*Work required*
Count lines holding the word "novembre". Only the number is wanted.

--------

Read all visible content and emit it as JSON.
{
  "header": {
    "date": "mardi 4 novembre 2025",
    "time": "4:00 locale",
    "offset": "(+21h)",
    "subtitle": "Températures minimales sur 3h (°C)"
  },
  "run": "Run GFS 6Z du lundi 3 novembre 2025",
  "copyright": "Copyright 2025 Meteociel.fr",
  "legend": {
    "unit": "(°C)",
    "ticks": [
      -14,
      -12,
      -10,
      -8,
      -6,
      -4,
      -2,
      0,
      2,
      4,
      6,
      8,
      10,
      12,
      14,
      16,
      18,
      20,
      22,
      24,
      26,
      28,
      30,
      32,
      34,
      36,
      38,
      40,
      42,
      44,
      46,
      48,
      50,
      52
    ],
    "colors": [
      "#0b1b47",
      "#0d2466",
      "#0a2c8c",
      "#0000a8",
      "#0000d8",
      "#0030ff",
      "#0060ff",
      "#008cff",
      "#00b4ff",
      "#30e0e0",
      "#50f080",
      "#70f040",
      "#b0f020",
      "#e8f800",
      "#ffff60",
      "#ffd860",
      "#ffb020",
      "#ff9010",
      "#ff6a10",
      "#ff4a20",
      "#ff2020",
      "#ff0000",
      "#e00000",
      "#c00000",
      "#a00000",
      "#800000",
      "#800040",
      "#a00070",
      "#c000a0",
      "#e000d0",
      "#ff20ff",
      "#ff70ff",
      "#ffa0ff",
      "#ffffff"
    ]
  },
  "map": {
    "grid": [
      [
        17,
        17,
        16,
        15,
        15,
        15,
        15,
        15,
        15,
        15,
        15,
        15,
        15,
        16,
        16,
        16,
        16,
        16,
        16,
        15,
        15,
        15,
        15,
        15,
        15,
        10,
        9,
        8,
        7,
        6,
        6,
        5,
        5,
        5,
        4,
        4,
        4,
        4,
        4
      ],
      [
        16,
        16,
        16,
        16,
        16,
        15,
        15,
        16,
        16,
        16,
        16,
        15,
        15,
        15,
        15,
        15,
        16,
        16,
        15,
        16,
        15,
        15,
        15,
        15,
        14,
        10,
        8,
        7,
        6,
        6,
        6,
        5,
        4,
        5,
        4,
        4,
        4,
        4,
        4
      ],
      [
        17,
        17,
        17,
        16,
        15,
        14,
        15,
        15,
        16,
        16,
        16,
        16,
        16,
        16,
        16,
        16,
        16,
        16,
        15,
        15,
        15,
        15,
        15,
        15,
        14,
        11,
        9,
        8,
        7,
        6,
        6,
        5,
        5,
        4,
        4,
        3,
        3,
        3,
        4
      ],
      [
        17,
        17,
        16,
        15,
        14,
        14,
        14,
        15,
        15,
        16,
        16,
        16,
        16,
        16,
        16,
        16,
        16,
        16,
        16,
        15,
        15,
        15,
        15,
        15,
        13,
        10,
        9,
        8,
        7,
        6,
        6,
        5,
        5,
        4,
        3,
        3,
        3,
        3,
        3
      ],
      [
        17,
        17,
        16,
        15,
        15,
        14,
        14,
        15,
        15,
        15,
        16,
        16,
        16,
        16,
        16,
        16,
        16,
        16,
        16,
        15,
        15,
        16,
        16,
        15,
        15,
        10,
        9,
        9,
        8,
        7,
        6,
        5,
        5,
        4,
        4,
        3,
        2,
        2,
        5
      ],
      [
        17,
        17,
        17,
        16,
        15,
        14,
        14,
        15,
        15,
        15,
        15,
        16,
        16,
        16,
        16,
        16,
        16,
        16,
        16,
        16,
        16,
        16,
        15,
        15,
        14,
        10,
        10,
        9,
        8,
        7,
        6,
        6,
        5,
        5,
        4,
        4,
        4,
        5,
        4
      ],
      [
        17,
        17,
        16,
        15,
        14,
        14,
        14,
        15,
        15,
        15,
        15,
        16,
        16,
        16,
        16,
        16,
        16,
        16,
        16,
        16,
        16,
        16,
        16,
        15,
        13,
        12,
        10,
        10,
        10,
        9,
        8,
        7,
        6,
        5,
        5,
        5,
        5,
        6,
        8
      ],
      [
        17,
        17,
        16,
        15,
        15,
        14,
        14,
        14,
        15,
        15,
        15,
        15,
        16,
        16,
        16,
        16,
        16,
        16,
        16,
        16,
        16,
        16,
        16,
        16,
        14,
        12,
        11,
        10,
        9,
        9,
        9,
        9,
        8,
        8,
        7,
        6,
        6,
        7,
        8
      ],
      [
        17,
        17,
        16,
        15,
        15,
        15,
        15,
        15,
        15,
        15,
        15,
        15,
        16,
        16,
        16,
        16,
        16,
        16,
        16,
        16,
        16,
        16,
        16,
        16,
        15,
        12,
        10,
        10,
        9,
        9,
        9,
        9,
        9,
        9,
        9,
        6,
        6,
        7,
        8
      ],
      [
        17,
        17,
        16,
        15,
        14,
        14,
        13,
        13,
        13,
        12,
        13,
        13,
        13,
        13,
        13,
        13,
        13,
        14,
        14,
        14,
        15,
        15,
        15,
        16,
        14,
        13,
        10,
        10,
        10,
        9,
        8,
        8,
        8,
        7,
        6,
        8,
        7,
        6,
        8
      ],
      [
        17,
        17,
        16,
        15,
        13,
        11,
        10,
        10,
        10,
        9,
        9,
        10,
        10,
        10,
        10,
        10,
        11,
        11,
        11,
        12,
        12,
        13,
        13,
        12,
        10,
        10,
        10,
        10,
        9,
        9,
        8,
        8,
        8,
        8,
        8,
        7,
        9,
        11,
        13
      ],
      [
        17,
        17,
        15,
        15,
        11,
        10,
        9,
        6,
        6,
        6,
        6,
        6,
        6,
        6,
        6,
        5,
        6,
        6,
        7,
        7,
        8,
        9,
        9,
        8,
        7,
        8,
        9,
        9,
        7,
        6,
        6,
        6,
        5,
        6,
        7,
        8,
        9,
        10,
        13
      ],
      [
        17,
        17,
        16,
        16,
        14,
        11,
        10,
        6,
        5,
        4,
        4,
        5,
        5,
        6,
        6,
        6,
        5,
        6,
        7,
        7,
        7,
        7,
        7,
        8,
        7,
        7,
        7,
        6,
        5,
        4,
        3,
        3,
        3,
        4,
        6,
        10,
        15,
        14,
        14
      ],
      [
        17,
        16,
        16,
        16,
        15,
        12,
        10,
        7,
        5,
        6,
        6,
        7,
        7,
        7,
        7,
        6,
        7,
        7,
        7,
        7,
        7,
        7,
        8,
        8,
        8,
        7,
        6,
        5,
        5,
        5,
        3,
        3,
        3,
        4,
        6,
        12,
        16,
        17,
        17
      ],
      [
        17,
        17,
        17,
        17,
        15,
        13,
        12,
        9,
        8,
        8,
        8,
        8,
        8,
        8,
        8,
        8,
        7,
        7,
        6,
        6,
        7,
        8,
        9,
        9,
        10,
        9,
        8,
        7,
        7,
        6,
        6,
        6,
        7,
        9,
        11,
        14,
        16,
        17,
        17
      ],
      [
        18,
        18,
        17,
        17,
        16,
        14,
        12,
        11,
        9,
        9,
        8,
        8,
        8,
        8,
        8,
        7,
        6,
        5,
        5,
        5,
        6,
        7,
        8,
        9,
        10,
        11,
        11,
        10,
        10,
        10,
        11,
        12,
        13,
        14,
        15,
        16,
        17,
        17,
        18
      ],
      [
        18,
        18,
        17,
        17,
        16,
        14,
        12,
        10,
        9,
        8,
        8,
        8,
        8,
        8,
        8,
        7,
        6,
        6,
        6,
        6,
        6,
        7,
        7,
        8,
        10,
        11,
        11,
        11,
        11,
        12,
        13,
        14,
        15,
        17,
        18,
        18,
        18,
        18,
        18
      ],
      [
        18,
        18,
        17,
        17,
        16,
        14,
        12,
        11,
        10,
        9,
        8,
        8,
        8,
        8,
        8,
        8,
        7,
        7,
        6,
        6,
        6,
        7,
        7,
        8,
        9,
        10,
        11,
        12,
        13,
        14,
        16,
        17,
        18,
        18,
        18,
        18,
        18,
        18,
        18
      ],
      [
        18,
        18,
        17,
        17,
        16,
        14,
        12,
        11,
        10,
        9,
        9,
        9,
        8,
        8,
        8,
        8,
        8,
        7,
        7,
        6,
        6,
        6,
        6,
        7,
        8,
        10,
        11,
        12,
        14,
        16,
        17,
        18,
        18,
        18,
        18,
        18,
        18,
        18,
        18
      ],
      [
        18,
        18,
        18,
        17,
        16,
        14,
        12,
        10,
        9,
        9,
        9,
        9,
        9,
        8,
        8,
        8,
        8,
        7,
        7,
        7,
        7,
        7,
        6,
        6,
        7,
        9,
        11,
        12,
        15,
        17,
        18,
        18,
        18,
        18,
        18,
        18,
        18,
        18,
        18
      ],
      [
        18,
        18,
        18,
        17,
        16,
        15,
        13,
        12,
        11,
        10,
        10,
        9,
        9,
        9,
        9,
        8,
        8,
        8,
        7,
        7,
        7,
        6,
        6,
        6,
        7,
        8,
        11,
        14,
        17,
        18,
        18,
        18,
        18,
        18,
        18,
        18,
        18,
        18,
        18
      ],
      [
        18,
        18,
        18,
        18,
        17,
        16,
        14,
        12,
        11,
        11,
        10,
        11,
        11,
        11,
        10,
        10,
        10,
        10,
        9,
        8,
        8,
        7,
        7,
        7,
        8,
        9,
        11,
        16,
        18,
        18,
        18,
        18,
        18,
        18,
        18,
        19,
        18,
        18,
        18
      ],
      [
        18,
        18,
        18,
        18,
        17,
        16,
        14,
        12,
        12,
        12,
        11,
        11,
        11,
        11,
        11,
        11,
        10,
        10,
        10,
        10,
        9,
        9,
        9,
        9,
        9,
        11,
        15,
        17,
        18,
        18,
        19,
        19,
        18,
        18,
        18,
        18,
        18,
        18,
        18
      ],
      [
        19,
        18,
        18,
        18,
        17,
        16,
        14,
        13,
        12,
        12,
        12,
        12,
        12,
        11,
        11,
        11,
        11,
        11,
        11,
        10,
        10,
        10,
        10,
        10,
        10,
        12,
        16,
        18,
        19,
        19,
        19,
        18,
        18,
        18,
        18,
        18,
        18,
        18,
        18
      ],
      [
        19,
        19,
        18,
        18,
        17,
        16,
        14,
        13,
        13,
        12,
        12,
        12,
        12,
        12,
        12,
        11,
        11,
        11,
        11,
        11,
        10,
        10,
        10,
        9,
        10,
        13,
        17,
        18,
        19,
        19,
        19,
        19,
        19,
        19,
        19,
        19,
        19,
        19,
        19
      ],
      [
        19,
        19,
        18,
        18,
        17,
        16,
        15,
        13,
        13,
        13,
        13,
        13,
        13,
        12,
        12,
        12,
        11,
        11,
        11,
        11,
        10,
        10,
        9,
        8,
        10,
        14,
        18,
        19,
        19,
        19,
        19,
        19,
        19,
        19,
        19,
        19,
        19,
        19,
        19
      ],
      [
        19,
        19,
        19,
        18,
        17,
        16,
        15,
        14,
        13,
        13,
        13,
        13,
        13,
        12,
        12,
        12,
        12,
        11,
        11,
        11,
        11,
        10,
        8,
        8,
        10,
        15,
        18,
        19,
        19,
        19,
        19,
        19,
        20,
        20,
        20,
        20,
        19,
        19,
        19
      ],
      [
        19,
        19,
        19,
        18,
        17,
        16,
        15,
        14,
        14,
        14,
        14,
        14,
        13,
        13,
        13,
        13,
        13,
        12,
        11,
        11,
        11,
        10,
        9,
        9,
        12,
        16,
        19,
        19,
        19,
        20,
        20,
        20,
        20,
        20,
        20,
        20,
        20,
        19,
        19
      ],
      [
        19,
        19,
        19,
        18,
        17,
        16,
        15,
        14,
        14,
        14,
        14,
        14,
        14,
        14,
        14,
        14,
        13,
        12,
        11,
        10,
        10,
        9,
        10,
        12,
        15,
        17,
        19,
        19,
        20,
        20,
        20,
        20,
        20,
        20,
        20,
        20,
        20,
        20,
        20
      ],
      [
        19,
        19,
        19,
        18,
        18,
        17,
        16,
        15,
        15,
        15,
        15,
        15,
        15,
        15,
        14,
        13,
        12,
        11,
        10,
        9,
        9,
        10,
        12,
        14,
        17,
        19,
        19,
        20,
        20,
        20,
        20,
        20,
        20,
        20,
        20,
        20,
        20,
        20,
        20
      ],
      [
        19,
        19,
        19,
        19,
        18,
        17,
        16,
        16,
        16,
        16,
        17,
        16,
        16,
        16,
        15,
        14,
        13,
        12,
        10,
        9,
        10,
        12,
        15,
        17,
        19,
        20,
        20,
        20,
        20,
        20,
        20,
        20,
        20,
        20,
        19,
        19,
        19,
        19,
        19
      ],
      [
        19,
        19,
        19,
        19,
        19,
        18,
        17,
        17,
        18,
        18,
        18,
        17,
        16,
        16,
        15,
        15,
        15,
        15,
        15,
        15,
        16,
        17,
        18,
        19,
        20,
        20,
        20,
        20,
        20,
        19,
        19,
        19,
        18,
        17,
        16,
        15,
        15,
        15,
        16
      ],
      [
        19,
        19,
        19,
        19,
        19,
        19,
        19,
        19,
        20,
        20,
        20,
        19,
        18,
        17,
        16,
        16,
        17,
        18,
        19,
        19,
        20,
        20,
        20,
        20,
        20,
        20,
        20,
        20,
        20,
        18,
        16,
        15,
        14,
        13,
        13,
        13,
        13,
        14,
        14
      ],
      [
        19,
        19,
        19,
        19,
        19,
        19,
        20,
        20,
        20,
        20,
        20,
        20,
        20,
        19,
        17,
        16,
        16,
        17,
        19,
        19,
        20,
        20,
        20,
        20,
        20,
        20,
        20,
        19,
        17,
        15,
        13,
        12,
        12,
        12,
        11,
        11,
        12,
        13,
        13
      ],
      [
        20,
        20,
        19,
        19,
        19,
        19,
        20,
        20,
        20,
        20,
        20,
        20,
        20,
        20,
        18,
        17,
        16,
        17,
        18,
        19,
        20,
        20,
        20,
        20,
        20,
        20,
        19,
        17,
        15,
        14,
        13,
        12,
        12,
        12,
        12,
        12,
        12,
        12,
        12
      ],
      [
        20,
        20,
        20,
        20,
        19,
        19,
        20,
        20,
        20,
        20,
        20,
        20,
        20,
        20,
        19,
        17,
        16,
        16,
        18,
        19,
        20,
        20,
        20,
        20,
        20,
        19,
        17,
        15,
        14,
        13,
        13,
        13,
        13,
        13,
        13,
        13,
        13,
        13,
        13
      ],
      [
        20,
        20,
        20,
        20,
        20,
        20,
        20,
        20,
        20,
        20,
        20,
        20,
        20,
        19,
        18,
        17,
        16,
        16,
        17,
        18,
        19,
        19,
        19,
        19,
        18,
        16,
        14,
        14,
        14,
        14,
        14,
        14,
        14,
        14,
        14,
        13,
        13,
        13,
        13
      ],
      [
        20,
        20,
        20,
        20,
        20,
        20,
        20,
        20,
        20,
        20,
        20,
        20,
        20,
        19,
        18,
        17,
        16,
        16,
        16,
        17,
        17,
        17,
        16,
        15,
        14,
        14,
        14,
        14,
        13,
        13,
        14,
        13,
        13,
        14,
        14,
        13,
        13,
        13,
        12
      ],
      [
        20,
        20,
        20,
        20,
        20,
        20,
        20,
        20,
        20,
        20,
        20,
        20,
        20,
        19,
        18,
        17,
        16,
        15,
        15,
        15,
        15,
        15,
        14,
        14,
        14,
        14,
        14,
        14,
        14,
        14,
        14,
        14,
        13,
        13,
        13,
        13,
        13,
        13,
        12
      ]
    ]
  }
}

--------

*Solution to this problem*
2